**What the task requires**
Reproduce the entries below in full, word for word.

[Source data]
##############################
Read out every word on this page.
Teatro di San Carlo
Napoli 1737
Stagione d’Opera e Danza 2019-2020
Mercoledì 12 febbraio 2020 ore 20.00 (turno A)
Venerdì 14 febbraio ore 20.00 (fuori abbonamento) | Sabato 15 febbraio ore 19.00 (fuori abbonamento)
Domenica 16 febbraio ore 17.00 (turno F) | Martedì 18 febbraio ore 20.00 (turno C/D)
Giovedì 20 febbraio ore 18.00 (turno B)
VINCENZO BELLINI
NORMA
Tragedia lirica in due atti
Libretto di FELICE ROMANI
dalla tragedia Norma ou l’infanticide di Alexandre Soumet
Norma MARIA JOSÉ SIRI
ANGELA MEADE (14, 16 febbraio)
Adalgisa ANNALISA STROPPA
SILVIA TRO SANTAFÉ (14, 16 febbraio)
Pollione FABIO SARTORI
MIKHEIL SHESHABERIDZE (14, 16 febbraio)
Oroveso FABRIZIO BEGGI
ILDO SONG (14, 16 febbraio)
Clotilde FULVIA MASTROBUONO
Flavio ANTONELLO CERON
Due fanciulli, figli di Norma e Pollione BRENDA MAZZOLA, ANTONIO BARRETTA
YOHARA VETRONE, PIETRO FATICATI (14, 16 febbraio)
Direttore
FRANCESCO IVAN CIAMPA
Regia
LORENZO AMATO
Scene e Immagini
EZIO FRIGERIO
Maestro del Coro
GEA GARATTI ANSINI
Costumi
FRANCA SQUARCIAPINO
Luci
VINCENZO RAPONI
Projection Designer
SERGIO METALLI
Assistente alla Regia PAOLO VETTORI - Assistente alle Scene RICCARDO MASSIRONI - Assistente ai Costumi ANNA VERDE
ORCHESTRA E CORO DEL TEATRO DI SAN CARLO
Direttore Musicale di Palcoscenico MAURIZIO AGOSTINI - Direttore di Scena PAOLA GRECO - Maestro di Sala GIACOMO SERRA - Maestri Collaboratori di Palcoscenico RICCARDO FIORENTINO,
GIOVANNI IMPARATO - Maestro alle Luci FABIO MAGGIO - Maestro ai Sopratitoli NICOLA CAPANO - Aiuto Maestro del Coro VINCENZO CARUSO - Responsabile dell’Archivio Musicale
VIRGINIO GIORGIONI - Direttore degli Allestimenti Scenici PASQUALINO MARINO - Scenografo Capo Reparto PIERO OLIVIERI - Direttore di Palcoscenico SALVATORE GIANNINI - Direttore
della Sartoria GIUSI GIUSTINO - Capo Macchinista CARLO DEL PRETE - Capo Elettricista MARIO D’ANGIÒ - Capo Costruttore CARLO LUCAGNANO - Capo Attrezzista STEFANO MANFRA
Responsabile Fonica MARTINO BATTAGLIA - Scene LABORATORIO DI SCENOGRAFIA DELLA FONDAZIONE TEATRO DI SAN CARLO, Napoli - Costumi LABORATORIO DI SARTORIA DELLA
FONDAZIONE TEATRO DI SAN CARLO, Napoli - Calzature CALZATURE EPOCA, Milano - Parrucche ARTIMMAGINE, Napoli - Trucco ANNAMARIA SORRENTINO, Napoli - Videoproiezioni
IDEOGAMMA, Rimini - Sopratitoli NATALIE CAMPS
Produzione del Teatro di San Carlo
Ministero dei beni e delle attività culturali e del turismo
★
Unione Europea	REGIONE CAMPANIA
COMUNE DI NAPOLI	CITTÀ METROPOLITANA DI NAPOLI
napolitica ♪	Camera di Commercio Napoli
##############################
**Solution to the problem**
Read out every word on this page.
Teatro di San Carlo
Napoli 1737
Stagione d’Opera e Danza 2019-2020
Mercoledì 12 febbraio 2020 ore 20.00 (turno A)
Venerdì 14 febbraio ore 20.00 (fuori abbonamento) | Sabato 15 febbraio ore 19.00 (fuori abbonamento)
Domenica 16 febbraio ore 17.00 (turno F) | Martedì 18 febbraio ore 20.00 (turno C/D)
Giovedì 20 febbraio ore 18.00 (turno B)
VINCENZO BELLINI
NORMA
Tragedia lirica in due atti
Libretto di FELICE ROMANI
dalla tragedia Norma ou l’infanticide di Alexandre Soumet
Norma MARIA JOSÉ SIRI
ANGELA MEADE (14, 16 febbraio)
Adalgisa ANNALISA STROPPA
SILVIA TRO SANTAFÉ (14, 16 febbraio)
Pollione FABIO SARTORI
MIKHEIL SHESHABERIDZE (14, 16 febbraio)
Oroveso FABRIZIO BEGGI
ILDO SONG (14, 16 febbraio)
Clotilde FULVIA MASTROBUONO
Flavio ANTONELLO CERON
Due fanciulli, figli di Norma e Pollione BRENDA MAZZOLA, ANTONIO BARRETTA
YOHARA VETRONE, PIETRO FATICATI (14, 16 febbraio)
Direttore
FRANCESCO IVAN CIAMPA
Regia
LORENZO AMATO
Scene e Immagini
EZIO FRIGERIO
Maestro del Coro
GEA GARATTI ANSINI
Costumi
FRANCA SQUARCIAPINO
Luci
VINCENZO RAPONI
Projection Designer
SERGIO METALLI
Assistente alla Regia PAOLO VETTORI - Assistente alle Scene RICCARDO MASSIRONI - Assistente ai Costumi ANNA VERDE
ORCHESTRA E CORO DEL TEATRO DI SAN CARLO
Direttore Musicale di Palcoscenico MAURIZIO AGOSTINI - Direttore di Scena PAOLA GRECO - Maestro di Sala GIACOMO SERRA - Maestri Collaboratori di Palcoscenico RICCARDO FIORENTINO,
GIOVANNI IMPARATO - Maestro alle Luci FABIO MAGGIO - Maestro ai Sopratitoli NICOLA CAPANO - Aiuto Maestro del Coro VINCENZO CARUSO - Responsabile dell’Archivio Musicale
VIRGINIO GIORGIONI - Direttore degli Allestimenti Scenici PASQUALINO MARINO - Scenografo Capo Reparto PIERO OLIVIERI - Direttore di Palcoscenico SALVATORE GIANNINI - Direttore
della Sartoria GIUSI GIUSTINO - Capo Macchinista CARLO DEL PRETE - Capo Elettricista MARIO D’ANGIÒ - Capo Costruttore CARLO LUCAGNANO - Capo Attrezzista STEFANO MANFRA
Responsabile Fonica MARTINO BATTAGLIA - Scene LABORATORIO DI SCENOGRAFIA DELLA FONDAZIONE TEATRO DI SAN CARLO, Napoli - Costumi LABORATORIO DI SARTORIA DELLA
FONDAZIONE TEATRO DI SAN CARLO, Napoli - Calzature CALZATURE EPOCA, Milano - Parrucche ARTIMMAGINE, Napoli - Trucco ANNAMARIA SORRENTINO, Napoli - Videoproiezioni
IDEOGAMMA, Rimini - Sopratitoli NATALIE CAMPS
Produzione del Teatro di San Carlo
Ministero dei beni e delle attività culturali e del turismo
★
Unione Europea	REGIONE CAMPANIA
COMUNE DI NAPOLI	CITTÀ METROPOLITANA DI NAPOLI
napolitica ♪	Camera di Commercio Napoli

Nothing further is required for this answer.